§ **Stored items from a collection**
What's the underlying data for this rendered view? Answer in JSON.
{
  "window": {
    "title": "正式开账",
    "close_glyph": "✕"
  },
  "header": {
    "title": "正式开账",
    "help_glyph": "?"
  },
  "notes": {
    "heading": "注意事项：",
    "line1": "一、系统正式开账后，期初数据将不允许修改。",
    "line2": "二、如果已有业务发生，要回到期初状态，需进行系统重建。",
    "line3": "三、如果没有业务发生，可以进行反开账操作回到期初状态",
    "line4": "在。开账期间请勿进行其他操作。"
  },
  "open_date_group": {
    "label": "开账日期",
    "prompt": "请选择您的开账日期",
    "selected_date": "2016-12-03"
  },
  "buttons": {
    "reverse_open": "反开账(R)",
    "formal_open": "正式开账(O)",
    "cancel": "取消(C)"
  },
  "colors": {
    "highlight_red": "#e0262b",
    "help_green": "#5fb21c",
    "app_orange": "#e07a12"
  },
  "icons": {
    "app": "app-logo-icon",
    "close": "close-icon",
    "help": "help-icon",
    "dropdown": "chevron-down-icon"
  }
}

§ **PROBLEM TO SOLVE**
Nothing in the listing may be changed; retype it all exactly.

§ **FINAL RESULT**
What's the underlying data for this rendered view? Answer in JSON.
{
  "window": {
    "title": "正式开账",
    "close_glyph": "✕"
  },
  "header": {
    "title": "正式开账",
    "help_glyph": "?"
  },
  "notes": {
    "heading": "注意事项：",
    "line1": "一、系统正式开账后，期初数据将不允许修改。",
    "line2": "二、如果已有业务发生，要回到期初状态，需进行系统重建。",
    "line3": "三、如果没有业务发生，可以进行反开账操作回到期初状态",
    "line4": "在。开账期间请勿进行其他操作。"
  },
  "open_date_group": {
    "label": "开账日期",
    "prompt": "请选择您的开账日期",
    "selected_date": "2016-12-03"
  },
  "buttons": {
    "reverse_open": "反开账(R)",
    "formal_open": "正式开账(O)",
    "cancel": "取消(C)"
  },
  "colors": {
    "highlight_red": "#e0262b",
    "help_green": "#5fb21c",
    "app_orange": "#e07a12"
  },
  "icons": {
    "app": "app-logo-icon",
    "close": "close-icon",
    "help": "help-icon",
    "dropdown": "chevron-down-icon"
  }
}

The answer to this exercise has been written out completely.